Aim of the task:
Exactly repeat all the records below, omitting the images they hold.
== Stored rows ==
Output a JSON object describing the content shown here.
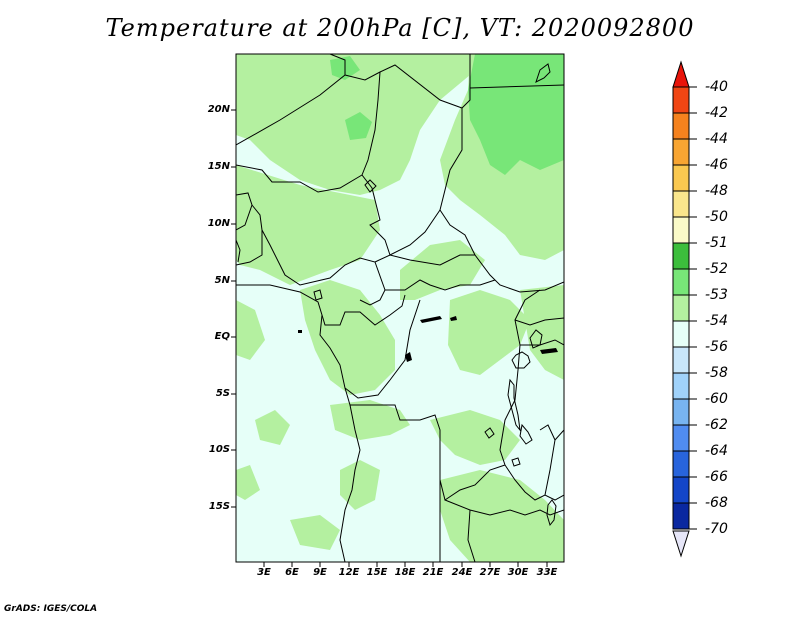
{
  "title": "Temperature at 200hPa [C], VT: 2020092800",
  "credit": "GrADS: IGES/COLA",
  "lat_labels": [
    "20N",
    "15N",
    "10N",
    "5N",
    "EQ",
    "5S",
    "10S",
    "15S"
  ],
  "lon_labels": [
    "3E",
    "6E",
    "9E",
    "12E",
    "15E",
    "18E",
    "21E",
    "24E",
    "27E",
    "30E",
    "33E"
  ],
  "colorbar": {
    "labels": [
      "-40",
      "-42",
      "-44",
      "-46",
      "-48",
      "-50",
      "-51",
      "-52",
      "-53",
      "-54",
      "-56",
      "-58",
      "-60",
      "-62",
      "-64",
      "-66",
      "-68",
      "-70"
    ],
    "colors": [
      "#e8140a",
      "#f04614",
      "#f5821e",
      "#f8a532",
      "#fac850",
      "#fae68c",
      "#fafac8",
      "#3cbe3c",
      "#78e678",
      "#b4f0a0",
      "#e6fff8",
      "#c8e6fa",
      "#a0d2fa",
      "#78b4f0",
      "#508cf0",
      "#2864dc",
      "#1446c8",
      "#0a28a0",
      "#000a6e"
    ],
    "top_arrow_color": "#e8140a",
    "bottom_arrow_color": "#e6e6f8"
  },
  "field_colors": {
    "base": "#e6fff8",
    "band_53": "#b4f0a0",
    "band_52": "#78e678"
  }
}
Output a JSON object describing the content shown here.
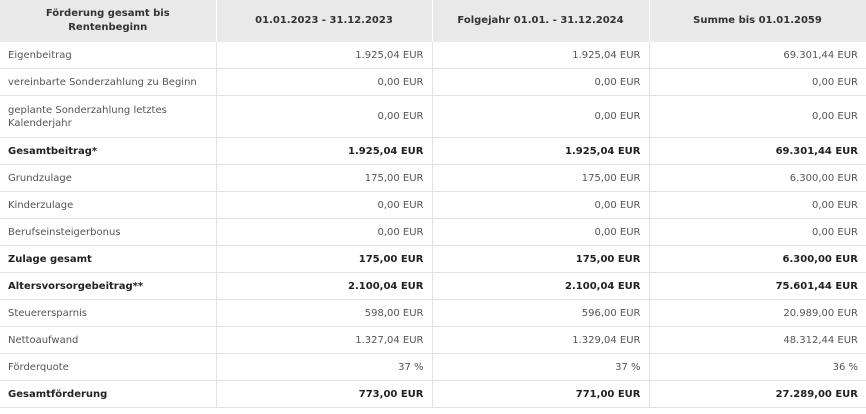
{
  "table": {
    "headers": [
      "Förderung gesamt bis Rentenbeginn",
      "01.01.2023 - 31.12.2023",
      "Folgejahr 01.01. - 31.12.2024",
      "Summe bis 01.01.2059"
    ],
    "rows": [
      {
        "label": "Eigenbeitrag",
        "v1": "1.925,04 EUR",
        "v2": "1.925,04 EUR",
        "v3": "69.301,44 EUR"
      },
      {
        "label": "vereinbarte Sonderzahlung zu Beginn",
        "v1": "0,00 EUR",
        "v2": "0,00 EUR",
        "v3": "0,00 EUR"
      },
      {
        "label": "geplante Sonderzahlung letztes Kalenderjahr",
        "v1": "0,00 EUR",
        "v2": "0,00 EUR",
        "v3": "0,00 EUR"
      },
      {
        "label": "Gesamtbeitrag*",
        "v1": "1.925,04 EUR",
        "v2": "1.925,04 EUR",
        "v3": "69.301,44 EUR"
      },
      {
        "label": "Grundzulage",
        "v1": "175,00 EUR",
        "v2": "175,00 EUR",
        "v3": "6.300,00 EUR"
      },
      {
        "label": "Kinderzulage",
        "v1": "0,00 EUR",
        "v2": "0,00 EUR",
        "v3": "0,00 EUR"
      },
      {
        "label": "Berufseinsteigerbonus",
        "v1": "0,00 EUR",
        "v2": "0,00 EUR",
        "v3": "0,00 EUR"
      },
      {
        "label": "Zulage gesamt",
        "v1": "175,00 EUR",
        "v2": "175,00 EUR",
        "v3": "6.300,00 EUR"
      },
      {
        "label": "Altersvorsorgebeitrag**",
        "v1": "2.100,04 EUR",
        "v2": "2.100,04 EUR",
        "v3": "75.601,44 EUR"
      },
      {
        "label": "Steuerersparnis",
        "v1": "598,00 EUR",
        "v2": "596,00 EUR",
        "v3": "20.989,00 EUR"
      },
      {
        "label": "Nettoaufwand",
        "v1": "1.327,04 EUR",
        "v2": "1.329,04 EUR",
        "v3": "48.312,44 EUR"
      },
      {
        "label": "Förderquote",
        "v1": "37 %",
        "v2": "37 %",
        "v3": "36 %"
      },
      {
        "label": "Gesamtförderung",
        "v1": "773,00 EUR",
        "v2": "771,00 EUR",
        "v3": "27.289,00 EUR"
      }
    ]
  }
}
===
The output:
Output a JSON object describing the content shown here.
{
  "title": "Temperature at 200hPa [C], VT: 2020092800",
  "credit": "GrADS: IGES/COLA",
  "lat_labels": [
    "20N",
    "15N",
    "10N",
    "5N",
    "EQ",
    "5S",
    "10S",
    "15S"
  ],
  "lon_labels": [
    "3E",
    "6E",
    "9E",
    "12E",
    "15E",
    "18E",
    "21E",
    "24E",
    "27E",
    "30E",
    "33E"
  ],
  "colorbar": {
    "labels": [
      "-40",
      "-42",
      "-44",
      "-46",
      "-48",
      "-50",
      "-51",
      "-52",
      "-53",
      "-54",
      "-56",
      "-58",
      "-60",
      "-62",
      "-64",
      "-66",
      "-68",
      "-70"
    ],
    "colors": [
      "#e8140a",
      "#f04614",
      "#f5821e",
      "#f8a532",
      "#fac850",
      "#fae68c",
      "#fafac8",
      "#3cbe3c",
      "#78e678",
      "#b4f0a0",
      "#e6fff8",
      "#c8e6fa",
      "#a0d2fa",
      "#78b4f0",
      "#508cf0",
      "#2864dc",
      "#1446c8",
      "#0a28a0",
      "#000a6e"
    ],
    "top_arrow_color": "#e8140a",
    "bottom_arrow_color": "#e6e6f8"
  },
  "field_colors": {
    "base": "#e6fff8",
    "band_53": "#b4f0a0",
    "band_52": "#78e678"
  }
}
Output a JSON object describing the content shown here.
{
  "table": {
    "headers": [
      "Förderung gesamt bis Rentenbeginn",
      "01.01.2023 - 31.12.2023",
      "Folgejahr 01.01. - 31.12.2024",
      "Summe bis 01.01.2059"
    ],
    "rows": [
      {
        "label": "Eigenbeitrag",
        "v1": "1.925,04 EUR",
        "v2": "1.925,04 EUR",
        "v3": "69.301,44 EUR"
      },
      {
        "label": "vereinbarte Sonderzahlung zu Beginn",
        "v1": "0,00 EUR",
        "v2": "0,00 EUR",
        "v3": "0,00 EUR"
      },
      {
        "label": "geplante Sonderzahlung letztes Kalenderjahr",
        "v1": "0,00 EUR",
        "v2": "0,00 EUR",
        "v3": "0,00 EUR"
      },
      {
        "label": "Gesamtbeitrag*",
        "v1": "1.925,04 EUR",
        "v2": "1.925,04 EUR",
        "v3": "69.301,44 EUR"
      },
      {
        "label": "Grundzulage",
        "v1": "175,00 EUR",
        "v2": "175,00 EUR",
        "v3": "6.300,00 EUR"
      },
      {
        "label": "Kinderzulage",
        "v1": "0,00 EUR",
        "v2": "0,00 EUR",
        "v3": "0,00 EUR"
      },
      {
        "label": "Berufseinsteigerbonus",
        "v1": "0,00 EUR",
        "v2": "0,00 EUR",
        "v3": "0,00 EUR"
      },
      {
        "label": "Zulage gesamt",
        "v1": "175,00 EUR",
        "v2": "175,00 EUR",
        "v3": "6.300,00 EUR"
      },
      {
        "label": "Altersvorsorgebeitrag**",
        "v1": "2.100,04 EUR",
        "v2": "2.100,04 EUR",
        "v3": "75.601,44 EUR"
      },
      {
        "label": "Steuerersparnis",
        "v1": "598,00 EUR",
        "v2": "596,00 EUR",
        "v3": "20.989,00 EUR"
      },
      {
        "label": "Nettoaufwand",
        "v1": "1.327,04 EUR",
        "v2": "1.329,04 EUR",
        "v3": "48.312,44 EUR"
      },
      {
        "label": "Förderquote",
        "v1": "37 %",
        "v2": "37 %",
        "v3": "36 %"
      },
      {
        "label": "Gesamtförderung",
        "v1": "773,00 EUR",
        "v2": "771,00 EUR",
        "v3": "27.289,00 EUR"
      }
    ]
  }
}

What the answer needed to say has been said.